Stored entries:
***
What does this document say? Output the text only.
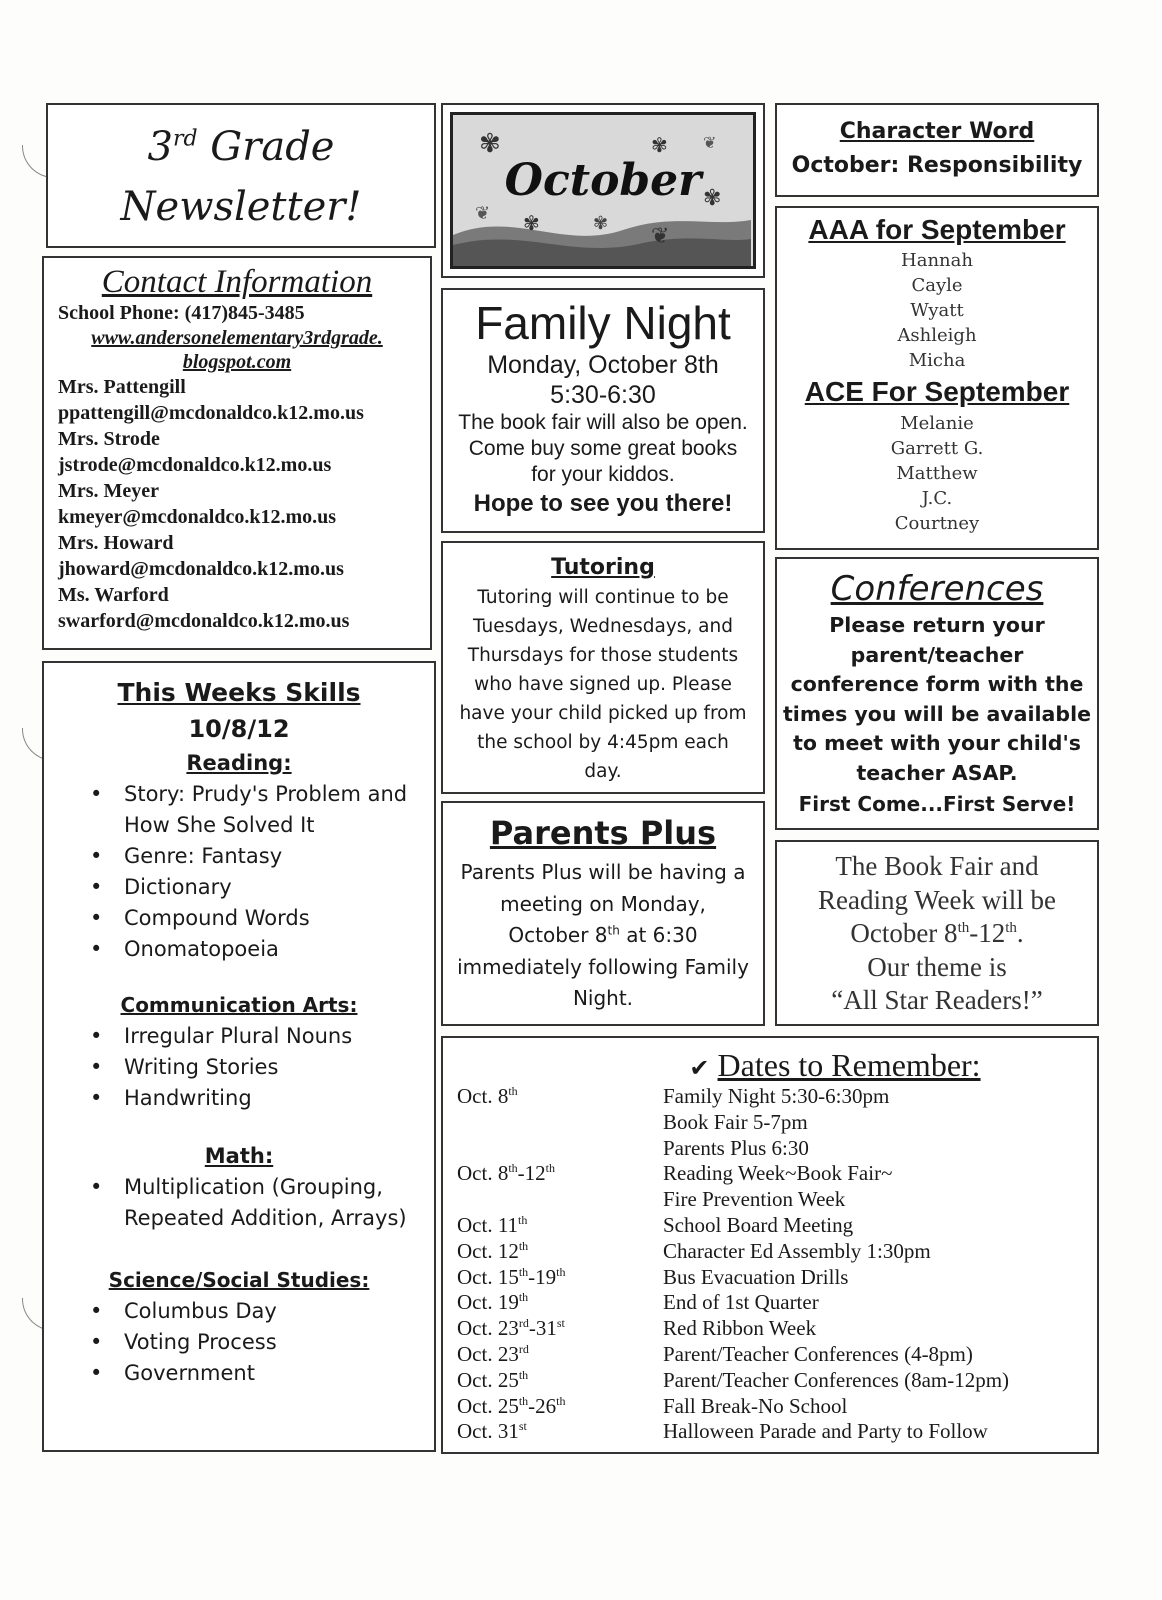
3rd Grade
Newsletter!
Contact Information
School Phone: (417)845-3485
www.andersonelementary3rdgrade.
blogspot.com
Mrs. Pattengill
ppattengill@mcdonaldco.k12.mo.us
Mrs. Strode
jstrode@mcdonaldco.k12.mo.us
Mrs. Meyer
kmeyer@mcdonaldco.k12.mo.us
Mrs. Howard
jhoward@mcdonaldco.k12.mo.us
Ms. Warford
swarford@mcdonaldco.k12.mo.us
This Weeks Skills
10/8/12
Reading:
• Story: Prudy's Problem and How She Solved It
• Genre: Fantasy
• Dictionary
• Compound Words
• Onomatopoeia
Communication Arts:
• Irregular Plural Nouns
• Writing Stories
• Handwriting
Math:
• Multiplication (Grouping, Repeated Addition, Arrays)
Science/Social Studies:
• Columbus Day
• Voting Process
• Government
✾	✾ ❦
✾
❦ ✾	✾ ❦
October
Family Night
Monday, October 8th
5:30-6:30
The book fair will also be open. Come buy some great books for your kiddos.
Hope to see you there!
Tutoring
Tutoring will continue to be Tuesdays, Wednesdays, and Thursdays for those students who have signed up. Please have your child picked up from the school by 4:45pm each day.
Parents Plus
Parents Plus will be having a meeting on Monday, October 8th at 6:30 immediately following Family Night.
Character Word
October: Responsibility
AAA for September
Hannah
Cayle
Wyatt
Ashleigh
Micha
ACE For September
Melanie
Garrett G.
Matthew
J.C.
Courtney
Conferences
Please return your parent/teacher conference form with the times you will be available to meet with your child's teacher ASAP.
First Come...First Serve!
The Book Fair and
Reading Week will be
October 8th-12th.
Our theme is
“All Star Readers!”
✔ Dates to Remember:
Oct. 8th	Family Night 5:30-6:30pm
Book Fair 5-7pm
Parents Plus 6:30
Oct. 8th-12th	Reading Week~Book Fair~
Fire Prevention Week
Oct. 11th	School Board Meeting
Oct. 12th	Character Ed Assembly 1:30pm
Oct. 15th-19th	Bus Evacuation Drills
Oct. 19th	End of 1st Quarter
Oct. 23rd-31st	Red Ribbon Week
Oct. 23rd	Parent/Teacher Conferences (4-8pm)
Oct. 25th	Parent/Teacher Conferences (8am-12pm)
Oct. 25th-26th	Fall Break-No School
Oct. 31st	Halloween Parade and Party to Follow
***
*What the task asks*. Reproduce the entries exactly. Do not carry over any picture.

*Complete output*.
What does this document say? Output the text only.
3rd Grade
Newsletter!
Contact Information
School Phone: (417)845-3485
www.andersonelementary3rdgrade.
blogspot.com
Mrs. Pattengill
ppattengill@mcdonaldco.k12.mo.us
Mrs. Strode
jstrode@mcdonaldco.k12.mo.us
Mrs. Meyer
kmeyer@mcdonaldco.k12.mo.us
Mrs. Howard
jhoward@mcdonaldco.k12.mo.us
Ms. Warford
swarford@mcdonaldco.k12.mo.us
This Weeks Skills
10/8/12
Reading:
• Story: Prudy's Problem and How She Solved It
• Genre: Fantasy
• Dictionary
• Compound Words
• Onomatopoeia
Communication Arts:
• Irregular Plural Nouns
• Writing Stories
• Handwriting
Math:
• Multiplication (Grouping, Repeated Addition, Arrays)
Science/Social Studies:
• Columbus Day
• Voting Process
• Government
✾	✾ ❦
✾
❦ ✾	✾ ❦
October
Family Night
Monday, October 8th
5:30-6:30
The book fair will also be open. Come buy some great books for your kiddos.
Hope to see you there!
Tutoring
Tutoring will continue to be Tuesdays, Wednesdays, and Thursdays for those students who have signed up. Please have your child picked up from the school by 4:45pm each day.
Parents Plus
Parents Plus will be having a meeting on Monday, October 8th at 6:30 immediately following Family Night.
Character Word
October: Responsibility
AAA for September
Hannah
Cayle
Wyatt
Ashleigh
Micha
ACE For September
Melanie
Garrett G.
Matthew
J.C.
Courtney
Conferences
Please return your parent/teacher conference form with the times you will be available to meet with your child's teacher ASAP.
First Come...First Serve!
The Book Fair and
Reading Week will be
October 8th-12th.
Our theme is
“All Star Readers!”
✔ Dates to Remember:
Oct. 8th	Family Night 5:30-6:30pm
Book Fair 5-7pm
Parents Plus 6:30
Oct. 8th-12th	Reading Week~Book Fair~
Fire Prevention Week
Oct. 11th	School Board Meeting
Oct. 12th	Character Ed Assembly 1:30pm
Oct. 15th-19th	Bus Evacuation Drills
Oct. 19th	End of 1st Quarter
Oct. 23rd-31st	Red Ribbon Week
Oct. 23rd	Parent/Teacher Conferences (4-8pm)
Oct. 25th	Parent/Teacher Conferences (8am-12pm)
Oct. 25th-26th	Fall Break-No School
Oct. 31st	Halloween Parade and Party to Follow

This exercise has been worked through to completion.